'''

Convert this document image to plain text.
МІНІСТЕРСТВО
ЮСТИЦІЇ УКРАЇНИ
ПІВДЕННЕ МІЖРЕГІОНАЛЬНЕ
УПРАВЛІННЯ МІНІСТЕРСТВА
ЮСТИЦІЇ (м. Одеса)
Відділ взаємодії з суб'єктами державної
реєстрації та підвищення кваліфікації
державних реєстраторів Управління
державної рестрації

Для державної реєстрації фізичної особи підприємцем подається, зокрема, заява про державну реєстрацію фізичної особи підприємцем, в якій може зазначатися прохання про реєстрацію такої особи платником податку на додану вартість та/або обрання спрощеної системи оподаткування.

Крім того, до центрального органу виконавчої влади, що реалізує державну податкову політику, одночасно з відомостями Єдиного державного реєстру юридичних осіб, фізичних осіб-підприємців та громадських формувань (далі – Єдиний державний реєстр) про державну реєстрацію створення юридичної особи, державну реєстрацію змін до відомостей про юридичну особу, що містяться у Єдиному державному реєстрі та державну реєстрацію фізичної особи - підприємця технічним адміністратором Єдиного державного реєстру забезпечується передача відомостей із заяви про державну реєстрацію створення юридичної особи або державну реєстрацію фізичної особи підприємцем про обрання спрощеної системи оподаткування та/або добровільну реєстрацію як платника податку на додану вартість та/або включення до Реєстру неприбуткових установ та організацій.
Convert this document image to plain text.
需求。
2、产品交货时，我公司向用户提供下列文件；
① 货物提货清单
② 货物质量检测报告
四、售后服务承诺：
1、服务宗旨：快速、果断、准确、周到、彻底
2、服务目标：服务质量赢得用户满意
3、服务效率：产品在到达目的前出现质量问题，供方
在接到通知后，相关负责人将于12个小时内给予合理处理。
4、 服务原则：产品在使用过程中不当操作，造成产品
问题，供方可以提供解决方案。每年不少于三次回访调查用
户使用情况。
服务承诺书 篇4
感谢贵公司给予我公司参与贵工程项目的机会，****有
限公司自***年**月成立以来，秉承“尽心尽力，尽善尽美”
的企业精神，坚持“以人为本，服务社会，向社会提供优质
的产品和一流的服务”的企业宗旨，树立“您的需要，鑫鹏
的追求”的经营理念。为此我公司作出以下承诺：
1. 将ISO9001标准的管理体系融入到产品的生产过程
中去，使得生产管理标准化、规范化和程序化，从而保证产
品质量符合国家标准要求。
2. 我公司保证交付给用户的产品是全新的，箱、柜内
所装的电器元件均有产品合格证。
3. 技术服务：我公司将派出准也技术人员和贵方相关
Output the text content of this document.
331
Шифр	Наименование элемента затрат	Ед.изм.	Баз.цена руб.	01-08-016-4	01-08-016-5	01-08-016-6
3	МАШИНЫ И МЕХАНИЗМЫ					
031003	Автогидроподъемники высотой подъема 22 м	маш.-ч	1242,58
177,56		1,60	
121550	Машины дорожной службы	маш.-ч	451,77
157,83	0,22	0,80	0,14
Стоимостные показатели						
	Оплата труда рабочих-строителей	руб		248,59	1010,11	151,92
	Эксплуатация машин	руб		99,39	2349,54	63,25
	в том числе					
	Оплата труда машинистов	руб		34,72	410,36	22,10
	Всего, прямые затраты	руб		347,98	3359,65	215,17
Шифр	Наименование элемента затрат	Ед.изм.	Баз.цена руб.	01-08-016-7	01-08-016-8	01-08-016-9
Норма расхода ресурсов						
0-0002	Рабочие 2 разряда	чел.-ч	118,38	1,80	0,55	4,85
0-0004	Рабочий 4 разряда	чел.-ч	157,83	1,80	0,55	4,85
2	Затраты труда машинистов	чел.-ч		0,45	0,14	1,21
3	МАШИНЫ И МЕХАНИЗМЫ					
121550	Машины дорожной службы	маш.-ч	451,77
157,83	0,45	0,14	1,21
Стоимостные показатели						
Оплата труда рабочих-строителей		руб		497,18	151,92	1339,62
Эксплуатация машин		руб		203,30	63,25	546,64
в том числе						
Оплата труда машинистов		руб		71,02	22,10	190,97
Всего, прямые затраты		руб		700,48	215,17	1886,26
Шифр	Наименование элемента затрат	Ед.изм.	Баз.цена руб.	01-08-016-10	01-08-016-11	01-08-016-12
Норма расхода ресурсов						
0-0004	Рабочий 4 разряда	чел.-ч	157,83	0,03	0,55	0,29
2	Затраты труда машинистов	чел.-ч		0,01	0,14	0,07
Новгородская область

'''

What is needed: Without changing a word, restate the whole listing.

Written answer:
Convert this document image to plain text.
МІНІСТЕРСТВО
ЮСТИЦІЇ УКРАЇНИ
ПІВДЕННЕ МІЖРЕГІОНАЛЬНЕ
УПРАВЛІННЯ МІНІСТЕРСТВА
ЮСТИЦІЇ (м. Одеса)
Відділ взаємодії з суб'єктами державної
реєстрації та підвищення кваліфікації
державних реєстраторів Управління
державної рестрації

Для державної реєстрації фізичної особи підприємцем подається, зокрема, заява про державну реєстрацію фізичної особи підприємцем, в якій може зазначатися прохання про реєстрацію такої особи платником податку на додану вартість та/або обрання спрощеної системи оподаткування.

Крім того, до центрального органу виконавчої влади, що реалізує державну податкову політику, одночасно з відомостями Єдиного державного реєстру юридичних осіб, фізичних осіб-підприємців та громадських формувань (далі – Єдиний державний реєстр) про державну реєстрацію створення юридичної особи, державну реєстрацію змін до відомостей про юридичну особу, що містяться у Єдиному державному реєстрі та державну реєстрацію фізичної особи - підприємця технічним адміністратором Єдиного державного реєстру забезпечується передача відомостей із заяви про державну реєстрацію створення юридичної особи або державну реєстрацію фізичної особи підприємцем про обрання спрощеної системи оподаткування та/або добровільну реєстрацію як платника податку на додану вартість та/або включення до Реєстру неприбуткових установ та організацій.
Convert this document image to plain text.
需求。
2、产品交货时，我公司向用户提供下列文件；
① 货物提货清单
② 货物质量检测报告
四、售后服务承诺：
1、服务宗旨：快速、果断、准确、周到、彻底
2、服务目标：服务质量赢得用户满意
3、服务效率：产品在到达目的前出现质量问题，供方
在接到通知后，相关负责人将于12个小时内给予合理处理。
4、 服务原则：产品在使用过程中不当操作，造成产品
问题，供方可以提供解决方案。每年不少于三次回访调查用
户使用情况。
服务承诺书 篇4
感谢贵公司给予我公司参与贵工程项目的机会，****有
限公司自***年**月成立以来，秉承“尽心尽力，尽善尽美”
的企业精神，坚持“以人为本，服务社会，向社会提供优质
的产品和一流的服务”的企业宗旨，树立“您的需要，鑫鹏
的追求”的经营理念。为此我公司作出以下承诺：
1. 将ISO9001标准的管理体系融入到产品的生产过程
中去，使得生产管理标准化、规范化和程序化，从而保证产
品质量符合国家标准要求。
2. 我公司保证交付给用户的产品是全新的，箱、柜内
所装的电器元件均有产品合格证。
3. 技术服务：我公司将派出准也技术人员和贵方相关
Output the text content of this document.
331
Шифр	Наименование элемента затрат	Ед.изм.	Баз.цена руб.	01-08-016-4	01-08-016-5	01-08-016-6
3	МАШИНЫ И МЕХАНИЗМЫ					
031003	Автогидроподъемники высотой подъема 22 м	маш.-ч	1242,58
177,56		1,60	
121550	Машины дорожной службы	маш.-ч	451,77
157,83	0,22	0,80	0,14
Стоимостные показатели						
	Оплата труда рабочих-строителей	руб		248,59	1010,11	151,92
	Эксплуатация машин	руб		99,39	2349,54	63,25
	в том числе					
	Оплата труда машинистов	руб		34,72	410,36	22,10
	Всего, прямые затраты	руб		347,98	3359,65	215,17
Шифр	Наименование элемента затрат	Ед.изм.	Баз.цена руб.	01-08-016-7	01-08-016-8	01-08-016-9
Норма расхода ресурсов						
0-0002	Рабочие 2 разряда	чел.-ч	118,38	1,80	0,55	4,85
0-0004	Рабочий 4 разряда	чел.-ч	157,83	1,80	0,55	4,85
2	Затраты труда машинистов	чел.-ч		0,45	0,14	1,21
3	МАШИНЫ И МЕХАНИЗМЫ					
121550	Машины дорожной службы	маш.-ч	451,77
157,83	0,45	0,14	1,21
Стоимостные показатели						
Оплата труда рабочих-строителей		руб		497,18	151,92	1339,62
Эксплуатация машин		руб		203,30	63,25	546,64
в том числе						
Оплата труда машинистов		руб		71,02	22,10	190,97
Всего, прямые затраты		руб		700,48	215,17	1886,26
Шифр	Наименование элемента затрат	Ед.изм.	Баз.цена руб.	01-08-016-10	01-08-016-11	01-08-016-12
Норма расхода ресурсов						
0-0004	Рабочий 4 разряда	чел.-ч	157,83	0,03	0,55	0,29
2	Затраты труда машинистов	чел.-ч		0,01	0,14	0,07
Новгородская область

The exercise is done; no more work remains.